**GIVEN PROBLEM**
Collect each line containing "上市状态".

**INPUT**
- - - - -

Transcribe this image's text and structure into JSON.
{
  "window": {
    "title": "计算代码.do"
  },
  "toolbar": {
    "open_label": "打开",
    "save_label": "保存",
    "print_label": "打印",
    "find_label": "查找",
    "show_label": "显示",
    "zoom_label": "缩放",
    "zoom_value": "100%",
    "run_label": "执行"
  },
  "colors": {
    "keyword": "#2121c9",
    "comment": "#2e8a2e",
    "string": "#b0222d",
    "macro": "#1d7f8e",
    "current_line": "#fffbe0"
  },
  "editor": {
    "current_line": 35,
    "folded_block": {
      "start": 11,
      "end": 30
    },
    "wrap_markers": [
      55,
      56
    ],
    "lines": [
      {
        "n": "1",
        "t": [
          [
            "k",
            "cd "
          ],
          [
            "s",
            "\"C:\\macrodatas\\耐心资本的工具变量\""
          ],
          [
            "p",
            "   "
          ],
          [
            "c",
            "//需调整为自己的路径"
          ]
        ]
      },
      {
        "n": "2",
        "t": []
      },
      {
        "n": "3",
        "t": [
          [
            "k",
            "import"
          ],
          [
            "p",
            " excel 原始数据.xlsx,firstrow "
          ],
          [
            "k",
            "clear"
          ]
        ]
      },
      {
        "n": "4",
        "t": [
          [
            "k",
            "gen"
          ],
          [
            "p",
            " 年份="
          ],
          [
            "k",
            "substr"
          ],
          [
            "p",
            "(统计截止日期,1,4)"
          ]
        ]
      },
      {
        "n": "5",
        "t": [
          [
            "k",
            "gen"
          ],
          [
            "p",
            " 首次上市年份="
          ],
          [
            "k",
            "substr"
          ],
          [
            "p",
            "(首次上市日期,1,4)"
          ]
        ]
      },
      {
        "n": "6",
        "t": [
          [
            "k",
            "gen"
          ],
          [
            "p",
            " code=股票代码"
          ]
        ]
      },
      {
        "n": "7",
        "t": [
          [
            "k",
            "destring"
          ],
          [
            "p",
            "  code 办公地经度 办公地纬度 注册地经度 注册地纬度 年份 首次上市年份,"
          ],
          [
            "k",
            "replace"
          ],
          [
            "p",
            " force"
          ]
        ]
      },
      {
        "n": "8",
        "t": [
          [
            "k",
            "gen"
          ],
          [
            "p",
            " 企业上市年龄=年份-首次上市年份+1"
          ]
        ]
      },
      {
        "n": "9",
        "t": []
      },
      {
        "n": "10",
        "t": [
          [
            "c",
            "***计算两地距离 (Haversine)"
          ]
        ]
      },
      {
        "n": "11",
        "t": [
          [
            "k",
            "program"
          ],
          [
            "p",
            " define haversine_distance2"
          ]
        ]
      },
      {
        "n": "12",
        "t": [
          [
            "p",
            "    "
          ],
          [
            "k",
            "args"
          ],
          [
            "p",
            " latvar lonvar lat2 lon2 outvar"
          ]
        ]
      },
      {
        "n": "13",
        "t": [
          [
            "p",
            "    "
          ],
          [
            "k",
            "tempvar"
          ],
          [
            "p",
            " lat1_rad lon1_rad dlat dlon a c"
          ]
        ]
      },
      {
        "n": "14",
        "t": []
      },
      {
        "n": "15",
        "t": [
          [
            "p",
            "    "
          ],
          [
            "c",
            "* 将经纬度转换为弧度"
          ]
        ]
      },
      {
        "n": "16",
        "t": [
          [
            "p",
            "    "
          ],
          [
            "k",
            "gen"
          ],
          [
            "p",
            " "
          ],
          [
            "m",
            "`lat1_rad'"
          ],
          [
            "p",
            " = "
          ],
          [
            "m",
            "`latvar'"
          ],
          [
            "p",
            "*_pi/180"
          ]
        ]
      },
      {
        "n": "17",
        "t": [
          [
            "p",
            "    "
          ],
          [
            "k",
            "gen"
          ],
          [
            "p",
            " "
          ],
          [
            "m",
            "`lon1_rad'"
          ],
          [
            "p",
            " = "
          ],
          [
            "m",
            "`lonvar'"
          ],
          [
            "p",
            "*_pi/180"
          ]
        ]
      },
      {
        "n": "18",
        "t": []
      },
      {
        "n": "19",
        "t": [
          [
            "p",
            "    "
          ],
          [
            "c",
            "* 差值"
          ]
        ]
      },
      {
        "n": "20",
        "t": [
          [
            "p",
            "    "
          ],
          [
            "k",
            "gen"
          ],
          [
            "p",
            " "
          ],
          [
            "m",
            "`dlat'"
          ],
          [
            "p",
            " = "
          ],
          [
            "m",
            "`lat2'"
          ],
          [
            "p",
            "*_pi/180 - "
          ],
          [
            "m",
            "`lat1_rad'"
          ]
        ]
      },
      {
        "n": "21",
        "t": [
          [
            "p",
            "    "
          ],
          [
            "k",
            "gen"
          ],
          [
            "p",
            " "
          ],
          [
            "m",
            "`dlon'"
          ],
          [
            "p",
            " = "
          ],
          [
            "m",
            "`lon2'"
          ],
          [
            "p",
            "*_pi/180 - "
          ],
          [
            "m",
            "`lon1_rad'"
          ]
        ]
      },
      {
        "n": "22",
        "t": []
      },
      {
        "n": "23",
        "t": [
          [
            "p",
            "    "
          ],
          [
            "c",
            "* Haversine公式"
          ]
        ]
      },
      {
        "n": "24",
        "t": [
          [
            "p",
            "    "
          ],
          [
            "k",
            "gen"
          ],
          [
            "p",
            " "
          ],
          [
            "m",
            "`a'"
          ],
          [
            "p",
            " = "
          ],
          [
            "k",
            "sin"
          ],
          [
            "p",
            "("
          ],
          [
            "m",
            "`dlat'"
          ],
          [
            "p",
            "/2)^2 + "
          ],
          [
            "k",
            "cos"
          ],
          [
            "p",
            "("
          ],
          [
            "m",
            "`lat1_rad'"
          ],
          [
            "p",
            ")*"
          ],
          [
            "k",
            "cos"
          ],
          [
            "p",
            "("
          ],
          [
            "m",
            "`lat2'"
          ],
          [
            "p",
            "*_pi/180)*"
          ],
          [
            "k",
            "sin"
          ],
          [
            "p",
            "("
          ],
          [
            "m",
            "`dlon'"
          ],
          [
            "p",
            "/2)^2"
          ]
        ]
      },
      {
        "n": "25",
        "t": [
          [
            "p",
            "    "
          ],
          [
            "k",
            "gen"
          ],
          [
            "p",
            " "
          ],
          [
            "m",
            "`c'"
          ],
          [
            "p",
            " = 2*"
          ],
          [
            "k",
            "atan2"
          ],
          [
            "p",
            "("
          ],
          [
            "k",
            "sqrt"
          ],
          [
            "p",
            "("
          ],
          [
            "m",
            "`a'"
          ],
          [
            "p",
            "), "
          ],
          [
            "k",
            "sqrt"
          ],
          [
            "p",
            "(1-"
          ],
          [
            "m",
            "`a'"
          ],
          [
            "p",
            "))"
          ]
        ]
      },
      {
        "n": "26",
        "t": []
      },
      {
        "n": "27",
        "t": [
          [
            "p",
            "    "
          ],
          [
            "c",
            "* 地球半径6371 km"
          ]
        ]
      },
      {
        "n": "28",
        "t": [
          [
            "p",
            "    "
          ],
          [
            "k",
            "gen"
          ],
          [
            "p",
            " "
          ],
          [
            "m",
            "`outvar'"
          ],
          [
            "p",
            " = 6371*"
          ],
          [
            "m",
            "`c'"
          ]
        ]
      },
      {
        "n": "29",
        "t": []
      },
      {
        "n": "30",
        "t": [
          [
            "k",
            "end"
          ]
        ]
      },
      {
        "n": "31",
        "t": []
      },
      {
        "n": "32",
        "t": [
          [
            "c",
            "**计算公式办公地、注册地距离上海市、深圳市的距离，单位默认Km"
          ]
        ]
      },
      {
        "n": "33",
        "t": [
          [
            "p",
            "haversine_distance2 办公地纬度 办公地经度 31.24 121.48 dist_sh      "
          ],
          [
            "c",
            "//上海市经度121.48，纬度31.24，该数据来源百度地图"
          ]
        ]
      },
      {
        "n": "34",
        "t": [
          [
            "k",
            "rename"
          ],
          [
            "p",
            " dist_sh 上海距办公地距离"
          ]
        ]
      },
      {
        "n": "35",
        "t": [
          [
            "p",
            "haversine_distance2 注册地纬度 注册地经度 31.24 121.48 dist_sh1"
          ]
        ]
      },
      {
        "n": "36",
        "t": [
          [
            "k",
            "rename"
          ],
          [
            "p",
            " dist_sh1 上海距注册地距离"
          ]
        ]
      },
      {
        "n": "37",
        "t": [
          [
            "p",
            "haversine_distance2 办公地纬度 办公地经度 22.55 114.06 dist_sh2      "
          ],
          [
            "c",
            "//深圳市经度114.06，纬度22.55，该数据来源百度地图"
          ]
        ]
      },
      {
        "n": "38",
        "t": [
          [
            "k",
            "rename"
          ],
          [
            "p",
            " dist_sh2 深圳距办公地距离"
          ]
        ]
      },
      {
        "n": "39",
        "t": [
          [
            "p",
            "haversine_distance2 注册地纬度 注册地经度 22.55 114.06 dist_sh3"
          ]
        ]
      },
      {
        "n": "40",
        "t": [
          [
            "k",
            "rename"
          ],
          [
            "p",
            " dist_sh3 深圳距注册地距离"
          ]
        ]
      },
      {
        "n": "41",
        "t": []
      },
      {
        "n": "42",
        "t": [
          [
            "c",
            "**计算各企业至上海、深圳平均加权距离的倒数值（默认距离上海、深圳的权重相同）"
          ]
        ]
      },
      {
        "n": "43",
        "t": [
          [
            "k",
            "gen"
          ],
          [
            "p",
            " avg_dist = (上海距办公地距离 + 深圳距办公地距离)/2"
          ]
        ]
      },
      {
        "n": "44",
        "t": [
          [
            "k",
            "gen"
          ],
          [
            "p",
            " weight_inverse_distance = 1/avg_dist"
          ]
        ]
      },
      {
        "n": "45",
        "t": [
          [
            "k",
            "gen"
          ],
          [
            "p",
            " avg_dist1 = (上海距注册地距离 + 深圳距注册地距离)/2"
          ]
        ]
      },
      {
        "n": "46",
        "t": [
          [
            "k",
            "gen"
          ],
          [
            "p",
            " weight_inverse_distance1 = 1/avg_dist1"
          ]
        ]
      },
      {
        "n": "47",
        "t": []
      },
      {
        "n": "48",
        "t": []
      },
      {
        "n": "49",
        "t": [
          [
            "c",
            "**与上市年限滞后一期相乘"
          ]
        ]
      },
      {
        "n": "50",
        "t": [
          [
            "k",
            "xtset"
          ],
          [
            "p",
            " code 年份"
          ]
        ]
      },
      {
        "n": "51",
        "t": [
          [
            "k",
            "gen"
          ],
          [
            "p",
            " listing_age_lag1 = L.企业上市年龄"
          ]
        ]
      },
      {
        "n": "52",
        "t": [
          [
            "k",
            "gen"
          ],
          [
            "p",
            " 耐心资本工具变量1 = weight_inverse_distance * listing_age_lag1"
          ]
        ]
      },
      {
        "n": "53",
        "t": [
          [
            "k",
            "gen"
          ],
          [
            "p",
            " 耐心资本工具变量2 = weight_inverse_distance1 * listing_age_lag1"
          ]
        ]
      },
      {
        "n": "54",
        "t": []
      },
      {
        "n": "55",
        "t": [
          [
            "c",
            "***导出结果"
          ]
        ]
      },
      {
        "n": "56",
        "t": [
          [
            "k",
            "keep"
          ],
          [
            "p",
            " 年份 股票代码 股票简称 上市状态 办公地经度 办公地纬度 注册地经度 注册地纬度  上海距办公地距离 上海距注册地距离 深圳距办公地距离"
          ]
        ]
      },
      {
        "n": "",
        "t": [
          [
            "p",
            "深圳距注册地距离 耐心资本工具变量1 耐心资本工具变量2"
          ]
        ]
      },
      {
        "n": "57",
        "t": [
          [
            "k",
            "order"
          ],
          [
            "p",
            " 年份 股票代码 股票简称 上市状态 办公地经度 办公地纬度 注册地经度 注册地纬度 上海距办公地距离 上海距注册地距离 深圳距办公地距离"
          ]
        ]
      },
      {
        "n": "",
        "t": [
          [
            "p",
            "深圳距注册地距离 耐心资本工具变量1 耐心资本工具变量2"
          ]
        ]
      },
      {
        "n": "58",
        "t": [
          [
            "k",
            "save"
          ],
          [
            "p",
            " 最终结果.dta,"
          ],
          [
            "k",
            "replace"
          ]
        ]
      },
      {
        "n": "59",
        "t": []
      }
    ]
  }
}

- - - - -

**RESPONSE TO THE EXERCISE**
            " 年份 股票代码 股票简称 上市状态 办公地经度 办公地纬度 注册地经度 注册地纬度  上海距办公地距离 上海距注册地距离 深圳距办公地距离"
            " 年份 股票代码 股票简称 上市状态 办公地经度 办公地纬度 注册地经度 注册地纬度 上海距办公地距离 上海距注册地距离 深圳距办公地距离"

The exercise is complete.